■ **Work required**
Copy out every record below with complete accuracy.

Data entries

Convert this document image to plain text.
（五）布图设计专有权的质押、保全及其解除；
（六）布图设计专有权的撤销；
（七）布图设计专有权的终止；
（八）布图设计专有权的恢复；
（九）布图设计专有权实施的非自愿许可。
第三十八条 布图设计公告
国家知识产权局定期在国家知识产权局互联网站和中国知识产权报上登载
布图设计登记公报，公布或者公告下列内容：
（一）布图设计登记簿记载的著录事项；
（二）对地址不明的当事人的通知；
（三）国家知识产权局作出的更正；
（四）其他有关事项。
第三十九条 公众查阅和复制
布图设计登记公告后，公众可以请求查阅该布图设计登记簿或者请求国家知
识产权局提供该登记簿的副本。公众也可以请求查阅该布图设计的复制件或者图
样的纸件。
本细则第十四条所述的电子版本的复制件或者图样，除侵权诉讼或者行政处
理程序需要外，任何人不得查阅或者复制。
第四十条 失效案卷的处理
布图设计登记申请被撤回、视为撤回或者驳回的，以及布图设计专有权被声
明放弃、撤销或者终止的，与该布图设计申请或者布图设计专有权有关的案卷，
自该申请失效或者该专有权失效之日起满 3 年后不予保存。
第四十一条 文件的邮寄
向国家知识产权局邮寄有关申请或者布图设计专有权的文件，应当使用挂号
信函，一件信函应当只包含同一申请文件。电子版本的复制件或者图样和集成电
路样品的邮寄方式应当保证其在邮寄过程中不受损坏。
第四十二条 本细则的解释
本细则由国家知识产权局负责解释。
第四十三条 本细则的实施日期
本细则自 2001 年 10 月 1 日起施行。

■ **Output for this task**
Convert this document image to plain text.
（五）布图设计专有权的质押、保全及其解除；
（六）布图设计专有权的撤销；
（七）布图设计专有权的终止；
（八）布图设计专有权的恢复；
（九）布图设计专有权实施的非自愿许可。
第三十八条 布图设计公告
国家知识产权局定期在国家知识产权局互联网站和中国知识产权报上登载
布图设计登记公报，公布或者公告下列内容：
（一）布图设计登记簿记载的著录事项；
（二）对地址不明的当事人的通知；
（三）国家知识产权局作出的更正；
（四）其他有关事项。
第三十九条 公众查阅和复制
布图设计登记公告后，公众可以请求查阅该布图设计登记簿或者请求国家知
识产权局提供该登记簿的副本。公众也可以请求查阅该布图设计的复制件或者图
样的纸件。
本细则第十四条所述的电子版本的复制件或者图样，除侵权诉讼或者行政处
理程序需要外，任何人不得查阅或者复制。
第四十条 失效案卷的处理
布图设计登记申请被撤回、视为撤回或者驳回的，以及布图设计专有权被声
明放弃、撤销或者终止的，与该布图设计申请或者布图设计专有权有关的案卷，
自该申请失效或者该专有权失效之日起满 3 年后不予保存。
第四十一条 文件的邮寄
向国家知识产权局邮寄有关申请或者布图设计专有权的文件，应当使用挂号
信函，一件信函应当只包含同一申请文件。电子版本的复制件或者图样和集成电
路样品的邮寄方式应当保证其在邮寄过程中不受损坏。
第四十二条 本细则的解释
本细则由国家知识产权局负责解释。
第四十三条 本细则的实施日期
本细则自 2001 年 10 月 1 日起施行。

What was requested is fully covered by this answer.